**STATED GOAL**
Every record should be repeated exactly, except that pictures are left out.

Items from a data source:
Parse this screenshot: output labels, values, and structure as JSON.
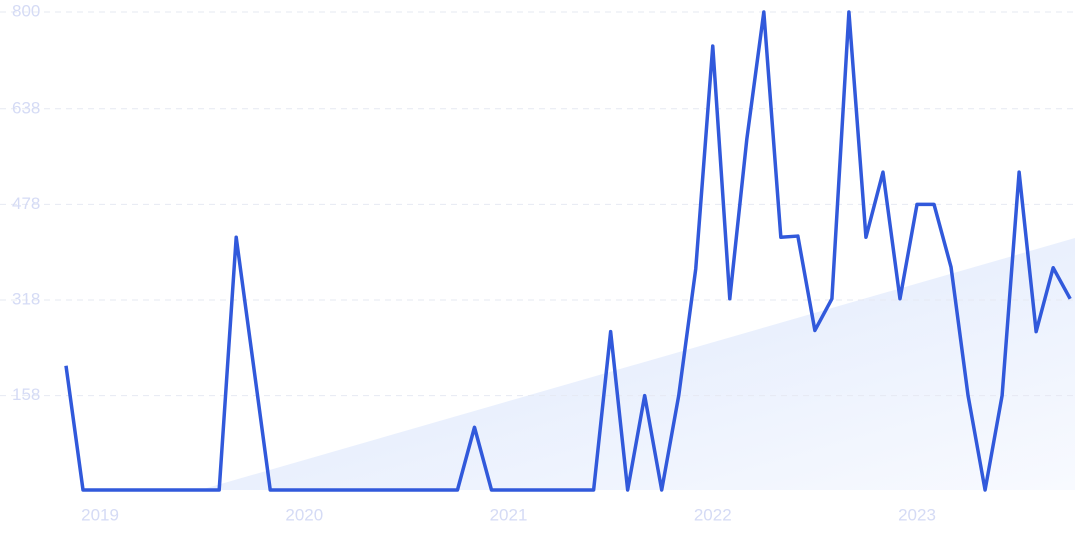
{
  "chart_data": {
    "type": "line",
    "categories": [
      null,
      null,
      "2019",
      null,
      null,
      null,
      null,
      null,
      null,
      null,
      null,
      null,
      null,
      null,
      "2020",
      null,
      null,
      null,
      null,
      null,
      null,
      null,
      null,
      null,
      null,
      null,
      "2021",
      null,
      null,
      null,
      null,
      null,
      null,
      null,
      null,
      null,
      null,
      null,
      "2022",
      null,
      null,
      null,
      null,
      null,
      null,
      null,
      null,
      null,
      null,
      null,
      "2023",
      null,
      null,
      null,
      null,
      null,
      null,
      null,
      null,
      null
    ],
    "series": [
      {
        "color": "#3159db",
        "values": [
          208,
          0,
          0,
          0,
          0,
          0,
          0,
          0,
          0,
          0,
          423,
          212,
          0,
          0,
          0,
          0,
          0,
          0,
          0,
          0,
          0,
          0,
          0,
          0,
          105,
          0,
          0,
          0,
          0,
          0,
          0,
          0,
          265,
          0,
          158,
          0,
          158,
          370,
          743,
          320,
          587,
          800,
          423,
          425,
          267,
          320,
          800,
          423,
          532,
          320,
          478,
          478,
          373,
          158,
          0,
          158,
          532,
          265,
          372,
          320
        ]
      }
    ],
    "ylim": [
      0,
      800
    ],
    "yticks": [
      158,
      318,
      478,
      638,
      800
    ],
    "grid": true
  }
}
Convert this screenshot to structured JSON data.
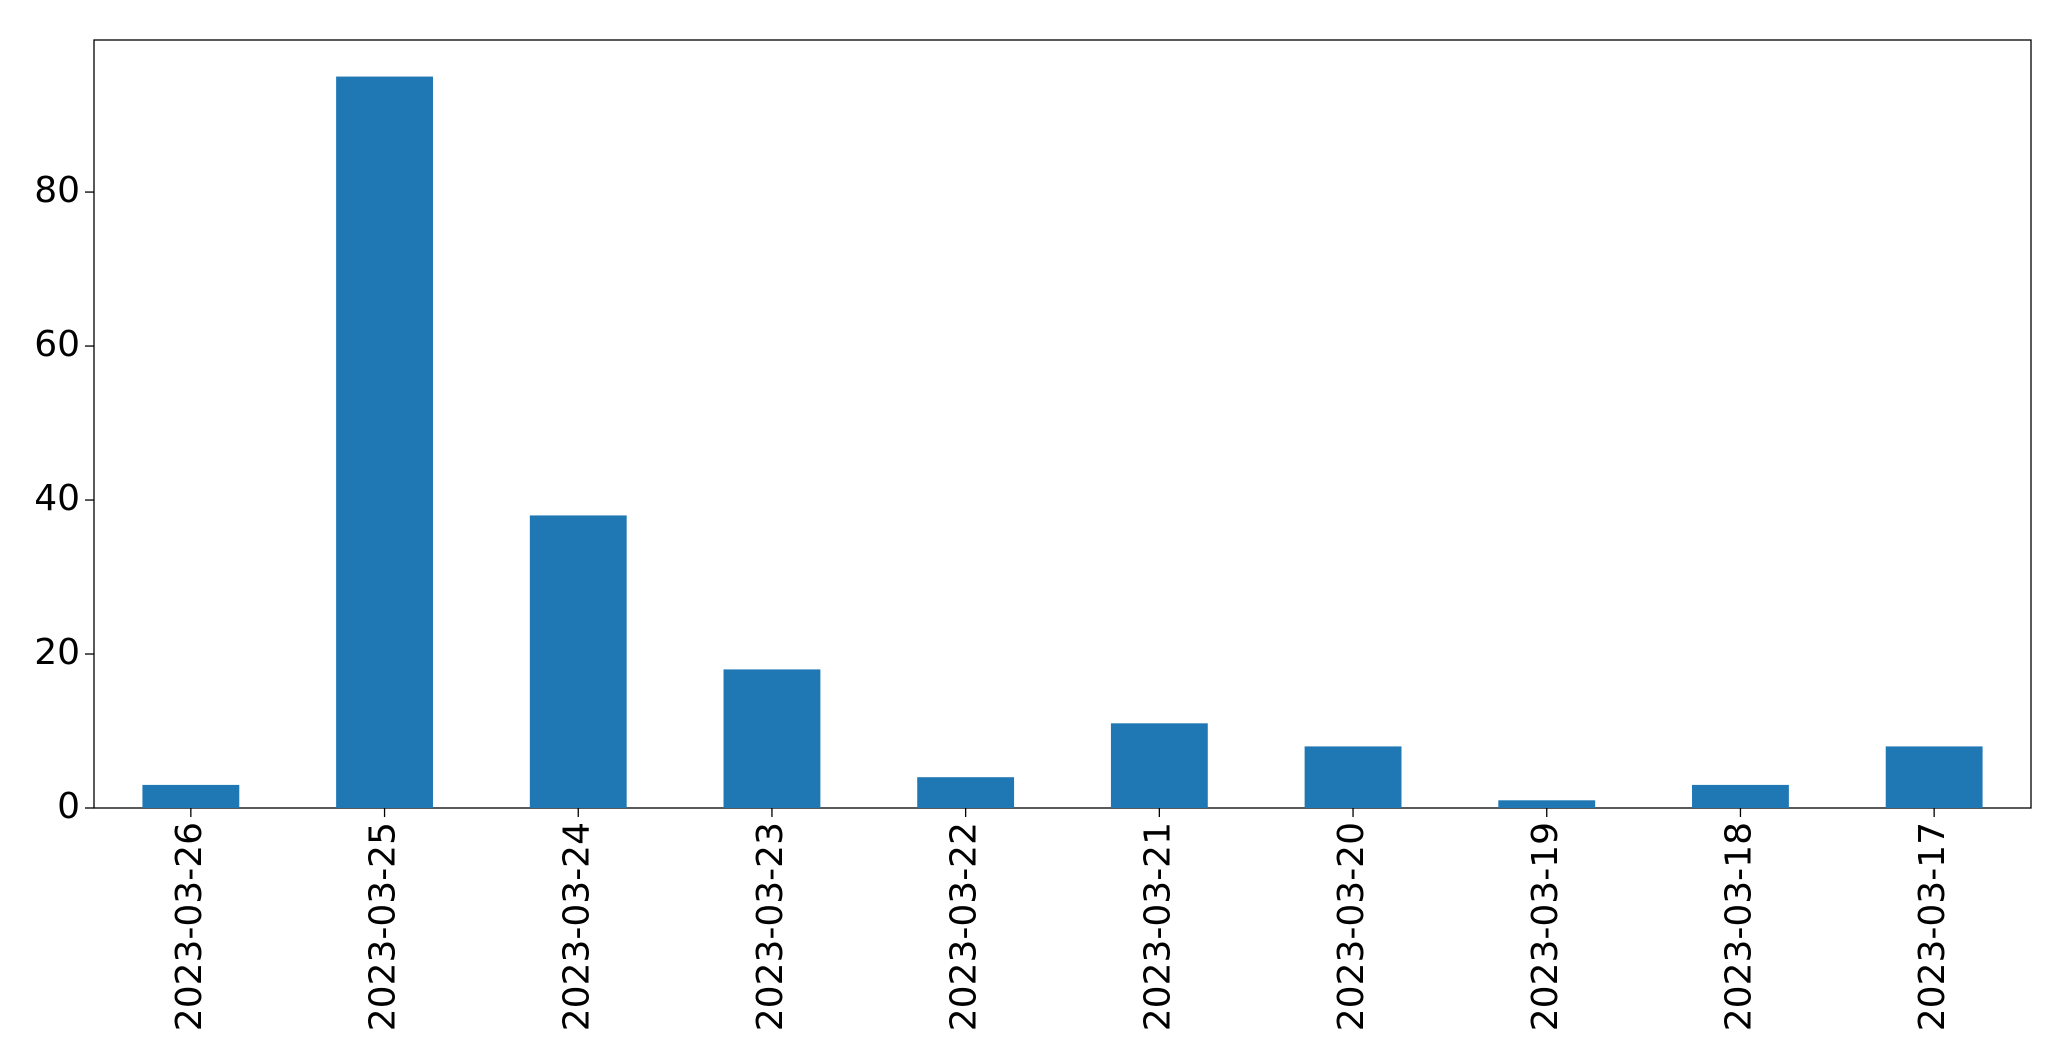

**FULL OUTPUT**
Parse this screenshot: output labels, values, and structure as JSON.
{
  "chart_data": {
    "type": "line",
    "categories": [
      null,
      null,
      "2019",
      null,
      null,
      null,
      null,
      null,
      null,
      null,
      null,
      null,
      null,
      null,
      "2020",
      null,
      null,
      null,
      null,
      null,
      null,
      null,
      null,
      null,
      null,
      null,
      "2021",
      null,
      null,
      null,
      null,
      null,
      null,
      null,
      null,
      null,
      null,
      null,
      "2022",
      null,
      null,
      null,
      null,
      null,
      null,
      null,
      null,
      null,
      null,
      null,
      "2023",
      null,
      null,
      null,
      null,
      null,
      null,
      null,
      null,
      null
    ],
    "series": [
      {
        "color": "#3159db",
        "values": [
          208,
          0,
          0,
          0,
          0,
          0,
          0,
          0,
          0,
          0,
          423,
          212,
          0,
          0,
          0,
          0,
          0,
          0,
          0,
          0,
          0,
          0,
          0,
          0,
          105,
          0,
          0,
          0,
          0,
          0,
          0,
          0,
          265,
          0,
          158,
          0,
          158,
          370,
          743,
          320,
          587,
          800,
          423,
          425,
          267,
          320,
          800,
          423,
          532,
          320,
          478,
          478,
          373,
          158,
          0,
          158,
          532,
          265,
          372,
          320
        ]
      }
    ],
    "ylim": [
      0,
      800
    ],
    "yticks": [
      158,
      318,
      478,
      638,
      800
    ],
    "grid": true
  }
}
Convert this screenshot to structured JSON data.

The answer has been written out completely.